* _What the exercise asks_:
Leave the pictures out and transcribe every record exactly.

* _Items_:
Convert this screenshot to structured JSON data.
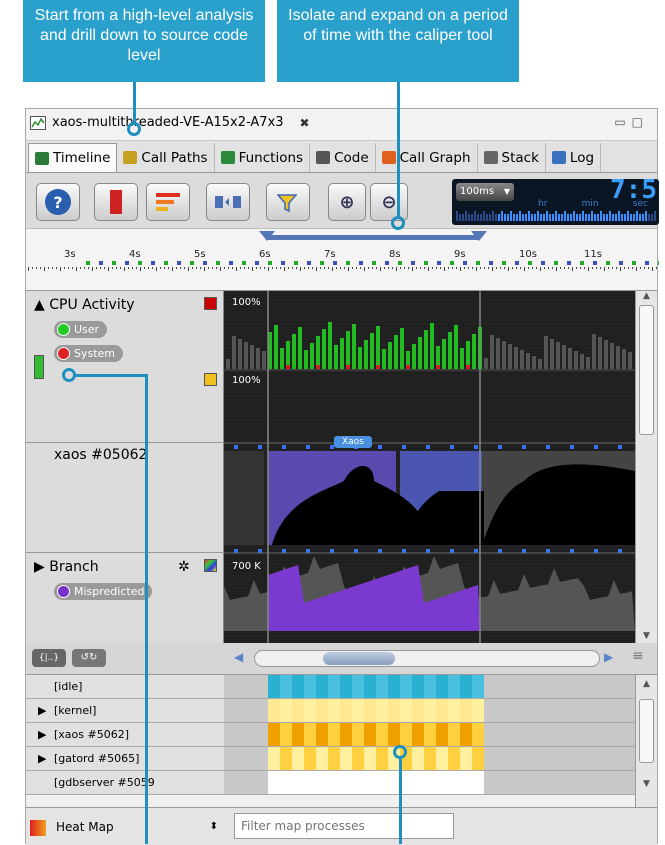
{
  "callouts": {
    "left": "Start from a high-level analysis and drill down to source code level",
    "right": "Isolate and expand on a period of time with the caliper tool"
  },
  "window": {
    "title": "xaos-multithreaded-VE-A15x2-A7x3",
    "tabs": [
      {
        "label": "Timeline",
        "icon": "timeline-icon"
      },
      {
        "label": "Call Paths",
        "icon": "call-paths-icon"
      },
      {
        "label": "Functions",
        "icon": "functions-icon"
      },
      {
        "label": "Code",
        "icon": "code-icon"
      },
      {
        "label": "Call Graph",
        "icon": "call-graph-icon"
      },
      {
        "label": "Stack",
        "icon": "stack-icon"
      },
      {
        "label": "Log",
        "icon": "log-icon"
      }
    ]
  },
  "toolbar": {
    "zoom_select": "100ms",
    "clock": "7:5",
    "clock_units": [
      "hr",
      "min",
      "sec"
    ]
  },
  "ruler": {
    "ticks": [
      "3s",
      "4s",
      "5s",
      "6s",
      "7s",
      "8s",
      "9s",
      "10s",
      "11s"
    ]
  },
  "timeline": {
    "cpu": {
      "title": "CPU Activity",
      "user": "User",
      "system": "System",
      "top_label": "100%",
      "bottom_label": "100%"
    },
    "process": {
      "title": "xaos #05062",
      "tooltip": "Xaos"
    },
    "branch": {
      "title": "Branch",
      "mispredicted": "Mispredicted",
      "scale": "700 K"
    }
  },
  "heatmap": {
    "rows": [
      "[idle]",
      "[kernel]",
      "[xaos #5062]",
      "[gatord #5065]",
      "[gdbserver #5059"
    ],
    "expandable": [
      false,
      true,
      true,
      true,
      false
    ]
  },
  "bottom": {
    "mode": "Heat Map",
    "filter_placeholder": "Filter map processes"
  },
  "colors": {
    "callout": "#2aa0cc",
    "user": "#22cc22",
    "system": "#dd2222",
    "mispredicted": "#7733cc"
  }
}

* _Exercise answer_:
Convert this screenshot to structured JSON data.
{
  "callouts": {
    "left": "Start from a high-level analysis and drill down to source code level",
    "right": "Isolate and expand on a period of time with the caliper tool"
  },
  "window": {
    "title": "xaos-multithreaded-VE-A15x2-A7x3",
    "tabs": [
      {
        "label": "Timeline",
        "icon": "timeline-icon"
      },
      {
        "label": "Call Paths",
        "icon": "call-paths-icon"
      },
      {
        "label": "Functions",
        "icon": "functions-icon"
      },
      {
        "label": "Code",
        "icon": "code-icon"
      },
      {
        "label": "Call Graph",
        "icon": "call-graph-icon"
      },
      {
        "label": "Stack",
        "icon": "stack-icon"
      },
      {
        "label": "Log",
        "icon": "log-icon"
      }
    ]
  },
  "toolbar": {
    "zoom_select": "100ms",
    "clock": "7:5",
    "clock_units": [
      "hr",
      "min",
      "sec"
    ]
  },
  "ruler": {
    "ticks": [
      "3s",
      "4s",
      "5s",
      "6s",
      "7s",
      "8s",
      "9s",
      "10s",
      "11s"
    ]
  },
  "timeline": {
    "cpu": {
      "title": "CPU Activity",
      "user": "User",
      "system": "System",
      "top_label": "100%",
      "bottom_label": "100%"
    },
    "process": {
      "title": "xaos #05062",
      "tooltip": "Xaos"
    },
    "branch": {
      "title": "Branch",
      "mispredicted": "Mispredicted",
      "scale": "700 K"
    }
  },
  "heatmap": {
    "rows": [
      "[idle]",
      "[kernel]",
      "[xaos #5062]",
      "[gatord #5065]",
      "[gdbserver #5059"
    ],
    "expandable": [
      false,
      true,
      true,
      true,
      false
    ]
  },
  "bottom": {
    "mode": "Heat Map",
    "filter_placeholder": "Filter map processes"
  },
  "colors": {
    "callout": "#2aa0cc",
    "user": "#22cc22",
    "system": "#dd2222",
    "mispredicted": "#7733cc"
  }
}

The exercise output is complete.